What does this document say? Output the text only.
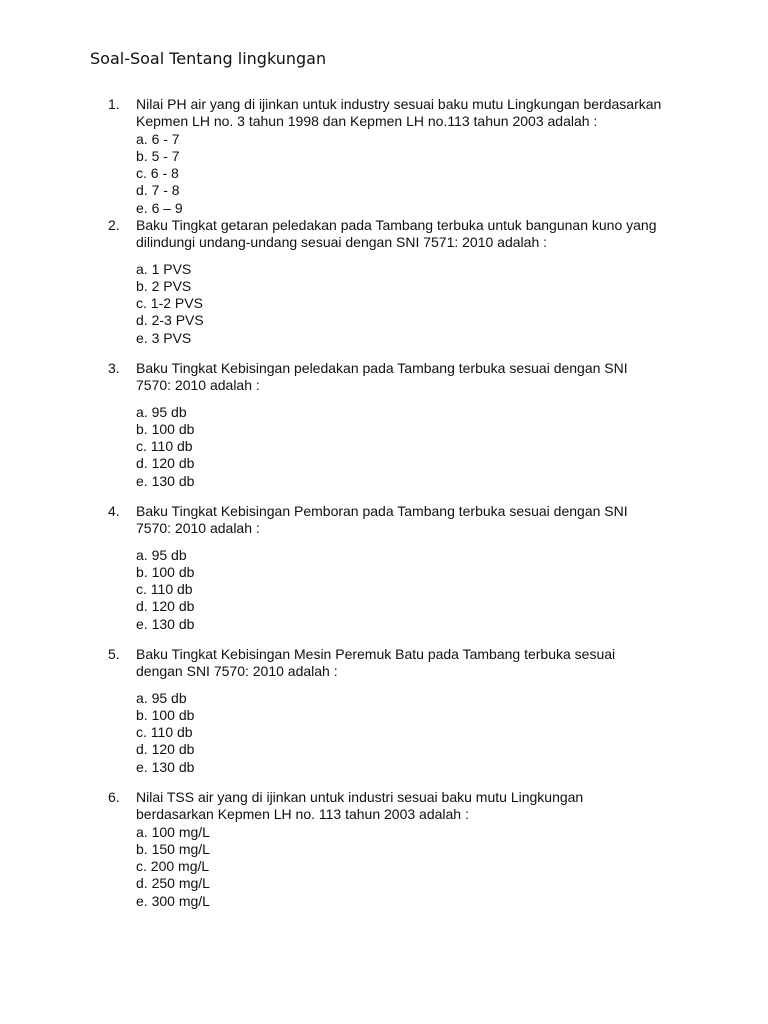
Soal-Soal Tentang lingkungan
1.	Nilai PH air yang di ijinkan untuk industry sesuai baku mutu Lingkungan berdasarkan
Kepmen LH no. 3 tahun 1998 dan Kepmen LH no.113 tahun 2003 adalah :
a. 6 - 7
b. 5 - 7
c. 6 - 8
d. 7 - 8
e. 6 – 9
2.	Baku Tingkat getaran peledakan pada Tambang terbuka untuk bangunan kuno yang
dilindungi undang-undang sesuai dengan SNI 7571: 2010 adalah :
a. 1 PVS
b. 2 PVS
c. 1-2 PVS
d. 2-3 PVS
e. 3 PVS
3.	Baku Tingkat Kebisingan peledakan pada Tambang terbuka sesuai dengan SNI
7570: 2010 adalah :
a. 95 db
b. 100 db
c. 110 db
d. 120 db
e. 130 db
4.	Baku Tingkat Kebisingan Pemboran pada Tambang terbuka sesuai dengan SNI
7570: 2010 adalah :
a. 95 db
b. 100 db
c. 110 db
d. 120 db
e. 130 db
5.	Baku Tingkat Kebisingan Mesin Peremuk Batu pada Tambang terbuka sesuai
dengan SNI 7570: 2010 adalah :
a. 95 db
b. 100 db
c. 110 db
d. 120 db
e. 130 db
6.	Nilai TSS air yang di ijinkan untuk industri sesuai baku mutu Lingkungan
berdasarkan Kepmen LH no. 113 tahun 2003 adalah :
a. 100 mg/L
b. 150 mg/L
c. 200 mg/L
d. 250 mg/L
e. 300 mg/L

= = =

Task statement – Filter the records down to the lines that contain the string "tahun", and copy those lines.

Response below –
Kepmen LH no. 3 tahun 1998 dan Kepmen LH no.113 tahun 2003 adalah :
berdasarkan Kepmen LH no. 113 tahun 2003 adalah :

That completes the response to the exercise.